Data =>

>>>>

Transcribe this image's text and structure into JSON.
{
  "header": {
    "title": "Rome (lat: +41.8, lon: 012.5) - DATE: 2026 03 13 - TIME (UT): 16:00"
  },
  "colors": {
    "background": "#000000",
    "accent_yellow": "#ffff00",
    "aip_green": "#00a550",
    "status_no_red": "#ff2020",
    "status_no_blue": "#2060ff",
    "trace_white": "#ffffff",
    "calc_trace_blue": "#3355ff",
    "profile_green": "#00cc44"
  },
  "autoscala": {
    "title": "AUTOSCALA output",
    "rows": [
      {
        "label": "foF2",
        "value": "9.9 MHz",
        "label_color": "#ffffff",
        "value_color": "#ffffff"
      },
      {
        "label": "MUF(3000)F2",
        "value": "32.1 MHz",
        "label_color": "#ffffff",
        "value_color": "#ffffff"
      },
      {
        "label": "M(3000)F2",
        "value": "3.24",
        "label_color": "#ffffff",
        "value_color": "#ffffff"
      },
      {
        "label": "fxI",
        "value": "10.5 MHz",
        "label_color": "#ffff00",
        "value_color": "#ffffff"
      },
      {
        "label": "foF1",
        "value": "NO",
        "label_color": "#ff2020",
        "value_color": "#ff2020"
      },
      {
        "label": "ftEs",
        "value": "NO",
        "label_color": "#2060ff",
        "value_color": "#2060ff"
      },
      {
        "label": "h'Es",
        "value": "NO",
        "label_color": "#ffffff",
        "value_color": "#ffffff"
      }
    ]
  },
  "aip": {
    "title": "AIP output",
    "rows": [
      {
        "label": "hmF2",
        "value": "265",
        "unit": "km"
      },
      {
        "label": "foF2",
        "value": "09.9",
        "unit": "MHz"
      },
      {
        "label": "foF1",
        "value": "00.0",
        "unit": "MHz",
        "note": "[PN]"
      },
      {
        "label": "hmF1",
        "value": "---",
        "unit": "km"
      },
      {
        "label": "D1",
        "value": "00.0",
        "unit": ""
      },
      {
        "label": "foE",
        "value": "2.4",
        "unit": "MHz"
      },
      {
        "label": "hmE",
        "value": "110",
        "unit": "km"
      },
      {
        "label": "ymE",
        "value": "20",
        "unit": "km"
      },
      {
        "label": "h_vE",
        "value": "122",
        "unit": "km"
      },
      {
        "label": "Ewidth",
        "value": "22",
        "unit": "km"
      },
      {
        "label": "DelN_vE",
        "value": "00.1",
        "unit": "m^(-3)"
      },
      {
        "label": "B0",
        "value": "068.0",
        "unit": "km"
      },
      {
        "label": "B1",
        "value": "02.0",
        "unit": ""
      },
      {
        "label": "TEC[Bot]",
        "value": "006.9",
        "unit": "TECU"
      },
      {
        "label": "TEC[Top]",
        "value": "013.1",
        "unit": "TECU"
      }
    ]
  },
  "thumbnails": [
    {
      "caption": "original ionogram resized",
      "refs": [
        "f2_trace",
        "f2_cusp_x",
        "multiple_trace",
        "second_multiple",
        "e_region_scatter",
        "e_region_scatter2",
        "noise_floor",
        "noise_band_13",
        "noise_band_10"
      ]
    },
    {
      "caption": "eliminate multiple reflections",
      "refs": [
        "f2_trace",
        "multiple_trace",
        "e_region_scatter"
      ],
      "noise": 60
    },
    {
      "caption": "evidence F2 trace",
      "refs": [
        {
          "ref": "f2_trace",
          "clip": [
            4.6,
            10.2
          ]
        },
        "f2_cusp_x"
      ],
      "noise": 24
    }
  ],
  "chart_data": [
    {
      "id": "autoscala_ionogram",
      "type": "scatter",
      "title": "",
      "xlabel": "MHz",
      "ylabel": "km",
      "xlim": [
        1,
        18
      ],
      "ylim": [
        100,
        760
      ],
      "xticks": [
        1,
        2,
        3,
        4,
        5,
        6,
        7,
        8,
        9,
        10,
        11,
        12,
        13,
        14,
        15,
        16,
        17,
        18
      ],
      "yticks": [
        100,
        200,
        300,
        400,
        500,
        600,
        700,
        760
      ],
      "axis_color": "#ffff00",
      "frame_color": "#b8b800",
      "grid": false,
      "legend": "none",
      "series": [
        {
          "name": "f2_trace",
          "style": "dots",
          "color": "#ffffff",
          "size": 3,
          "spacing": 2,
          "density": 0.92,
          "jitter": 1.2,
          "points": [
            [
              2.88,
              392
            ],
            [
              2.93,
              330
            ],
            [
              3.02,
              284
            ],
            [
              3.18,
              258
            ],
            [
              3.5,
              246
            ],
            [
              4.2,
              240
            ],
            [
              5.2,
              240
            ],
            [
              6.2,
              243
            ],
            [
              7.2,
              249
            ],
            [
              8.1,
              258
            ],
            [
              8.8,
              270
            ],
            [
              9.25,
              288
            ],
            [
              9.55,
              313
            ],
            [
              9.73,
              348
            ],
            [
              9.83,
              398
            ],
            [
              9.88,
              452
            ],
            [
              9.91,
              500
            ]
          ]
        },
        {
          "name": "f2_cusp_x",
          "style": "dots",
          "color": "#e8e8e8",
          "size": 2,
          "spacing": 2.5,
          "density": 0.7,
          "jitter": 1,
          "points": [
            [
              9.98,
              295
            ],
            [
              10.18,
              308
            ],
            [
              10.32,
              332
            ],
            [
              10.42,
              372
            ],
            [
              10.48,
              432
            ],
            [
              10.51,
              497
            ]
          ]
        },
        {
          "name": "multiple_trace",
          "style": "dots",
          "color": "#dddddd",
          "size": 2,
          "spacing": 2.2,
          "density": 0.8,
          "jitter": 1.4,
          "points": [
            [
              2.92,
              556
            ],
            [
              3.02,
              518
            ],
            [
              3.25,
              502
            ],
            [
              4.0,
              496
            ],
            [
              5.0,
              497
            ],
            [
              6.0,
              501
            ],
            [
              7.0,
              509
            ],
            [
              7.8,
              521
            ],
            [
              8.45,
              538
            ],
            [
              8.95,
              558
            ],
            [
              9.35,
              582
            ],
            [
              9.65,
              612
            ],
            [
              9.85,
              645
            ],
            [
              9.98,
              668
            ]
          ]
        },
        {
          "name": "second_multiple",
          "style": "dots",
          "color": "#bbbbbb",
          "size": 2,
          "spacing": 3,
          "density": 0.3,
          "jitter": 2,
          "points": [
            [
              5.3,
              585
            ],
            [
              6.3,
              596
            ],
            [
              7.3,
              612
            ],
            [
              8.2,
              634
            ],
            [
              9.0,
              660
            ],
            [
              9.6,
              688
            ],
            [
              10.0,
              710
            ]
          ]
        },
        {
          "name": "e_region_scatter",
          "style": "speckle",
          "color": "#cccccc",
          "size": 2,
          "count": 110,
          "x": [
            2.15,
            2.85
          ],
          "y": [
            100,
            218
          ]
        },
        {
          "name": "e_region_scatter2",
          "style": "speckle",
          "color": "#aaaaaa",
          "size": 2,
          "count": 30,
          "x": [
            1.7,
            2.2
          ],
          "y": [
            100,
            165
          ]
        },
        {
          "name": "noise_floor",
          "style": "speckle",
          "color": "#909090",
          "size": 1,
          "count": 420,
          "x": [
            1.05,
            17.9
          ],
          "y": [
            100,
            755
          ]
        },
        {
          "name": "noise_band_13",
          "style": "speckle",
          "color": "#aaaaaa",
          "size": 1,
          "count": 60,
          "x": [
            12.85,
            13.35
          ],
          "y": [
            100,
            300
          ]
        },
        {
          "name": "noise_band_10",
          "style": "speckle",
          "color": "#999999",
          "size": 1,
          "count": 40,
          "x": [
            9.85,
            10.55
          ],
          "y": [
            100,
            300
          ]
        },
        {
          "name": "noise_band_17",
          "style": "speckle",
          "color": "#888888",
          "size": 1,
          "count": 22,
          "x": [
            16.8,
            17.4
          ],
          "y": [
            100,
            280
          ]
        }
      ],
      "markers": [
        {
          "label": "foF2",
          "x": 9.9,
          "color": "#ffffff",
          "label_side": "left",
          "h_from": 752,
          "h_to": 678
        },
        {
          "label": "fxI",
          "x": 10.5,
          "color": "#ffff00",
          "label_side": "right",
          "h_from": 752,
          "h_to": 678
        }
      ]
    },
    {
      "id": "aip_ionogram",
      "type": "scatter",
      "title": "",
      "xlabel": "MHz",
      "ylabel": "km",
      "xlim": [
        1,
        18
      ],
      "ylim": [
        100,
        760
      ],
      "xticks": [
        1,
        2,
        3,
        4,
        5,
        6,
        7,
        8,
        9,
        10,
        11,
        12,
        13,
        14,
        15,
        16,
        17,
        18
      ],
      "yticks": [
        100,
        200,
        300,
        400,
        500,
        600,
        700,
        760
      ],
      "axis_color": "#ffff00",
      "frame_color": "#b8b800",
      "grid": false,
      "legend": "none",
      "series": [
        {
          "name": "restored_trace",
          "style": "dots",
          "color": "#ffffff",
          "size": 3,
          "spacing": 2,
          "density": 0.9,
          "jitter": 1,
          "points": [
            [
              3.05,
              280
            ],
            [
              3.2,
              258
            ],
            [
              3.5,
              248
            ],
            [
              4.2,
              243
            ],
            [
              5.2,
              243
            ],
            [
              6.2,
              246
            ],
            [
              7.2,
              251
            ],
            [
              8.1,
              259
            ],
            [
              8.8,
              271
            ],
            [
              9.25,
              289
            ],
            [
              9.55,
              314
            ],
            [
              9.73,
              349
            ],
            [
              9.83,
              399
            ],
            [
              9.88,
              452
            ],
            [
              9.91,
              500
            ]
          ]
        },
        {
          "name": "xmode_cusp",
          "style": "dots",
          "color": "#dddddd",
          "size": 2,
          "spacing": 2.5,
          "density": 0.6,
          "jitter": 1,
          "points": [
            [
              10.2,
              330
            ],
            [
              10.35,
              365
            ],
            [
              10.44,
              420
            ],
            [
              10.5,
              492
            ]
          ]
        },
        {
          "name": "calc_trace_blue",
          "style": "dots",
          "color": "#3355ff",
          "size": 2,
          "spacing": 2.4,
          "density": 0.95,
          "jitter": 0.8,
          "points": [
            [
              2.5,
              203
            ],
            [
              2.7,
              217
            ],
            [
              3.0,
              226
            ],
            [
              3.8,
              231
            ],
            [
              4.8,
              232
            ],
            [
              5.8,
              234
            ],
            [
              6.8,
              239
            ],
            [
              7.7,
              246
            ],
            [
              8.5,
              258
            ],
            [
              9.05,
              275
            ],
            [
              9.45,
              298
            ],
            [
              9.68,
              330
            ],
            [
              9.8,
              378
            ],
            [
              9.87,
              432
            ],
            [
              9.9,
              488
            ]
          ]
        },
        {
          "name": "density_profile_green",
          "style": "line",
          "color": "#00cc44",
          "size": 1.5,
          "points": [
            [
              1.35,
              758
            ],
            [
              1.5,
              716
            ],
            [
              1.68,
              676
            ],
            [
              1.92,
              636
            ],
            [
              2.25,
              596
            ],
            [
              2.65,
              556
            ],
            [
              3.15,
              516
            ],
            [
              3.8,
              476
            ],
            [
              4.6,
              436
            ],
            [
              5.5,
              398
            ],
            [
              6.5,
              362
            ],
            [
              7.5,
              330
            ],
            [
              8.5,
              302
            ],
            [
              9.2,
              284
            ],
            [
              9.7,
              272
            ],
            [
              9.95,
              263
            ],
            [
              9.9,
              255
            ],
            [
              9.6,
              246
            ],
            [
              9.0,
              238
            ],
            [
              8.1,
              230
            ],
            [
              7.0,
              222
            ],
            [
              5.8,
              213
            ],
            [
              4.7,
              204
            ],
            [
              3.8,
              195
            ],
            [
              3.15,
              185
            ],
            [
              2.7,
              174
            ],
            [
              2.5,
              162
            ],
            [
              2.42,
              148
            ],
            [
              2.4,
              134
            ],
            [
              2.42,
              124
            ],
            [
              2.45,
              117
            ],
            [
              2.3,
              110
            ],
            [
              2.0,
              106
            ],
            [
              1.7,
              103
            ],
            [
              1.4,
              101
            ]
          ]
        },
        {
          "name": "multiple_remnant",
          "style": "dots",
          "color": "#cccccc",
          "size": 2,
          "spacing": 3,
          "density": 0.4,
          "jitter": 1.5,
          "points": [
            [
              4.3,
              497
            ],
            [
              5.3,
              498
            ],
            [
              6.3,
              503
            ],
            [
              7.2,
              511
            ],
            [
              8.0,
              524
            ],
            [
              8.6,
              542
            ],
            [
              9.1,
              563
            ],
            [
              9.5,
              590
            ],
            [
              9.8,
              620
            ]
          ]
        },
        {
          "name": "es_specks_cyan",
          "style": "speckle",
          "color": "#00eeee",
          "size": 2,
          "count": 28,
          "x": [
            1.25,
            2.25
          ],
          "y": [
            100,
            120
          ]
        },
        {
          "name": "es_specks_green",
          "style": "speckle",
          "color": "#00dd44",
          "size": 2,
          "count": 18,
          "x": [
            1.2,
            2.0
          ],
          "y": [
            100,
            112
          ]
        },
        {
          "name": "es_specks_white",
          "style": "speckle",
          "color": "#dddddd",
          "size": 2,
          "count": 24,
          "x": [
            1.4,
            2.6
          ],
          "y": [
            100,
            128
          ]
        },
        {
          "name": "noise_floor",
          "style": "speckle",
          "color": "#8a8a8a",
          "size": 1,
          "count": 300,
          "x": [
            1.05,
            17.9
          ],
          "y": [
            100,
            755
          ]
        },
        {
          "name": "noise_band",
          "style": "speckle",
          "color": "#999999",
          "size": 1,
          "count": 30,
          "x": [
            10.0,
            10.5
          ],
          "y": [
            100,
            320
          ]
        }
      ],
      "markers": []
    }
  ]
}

<<<<

Exercise task => Lines containing "caption" are to be counted. State the total and add nothing.

Worked solution => 3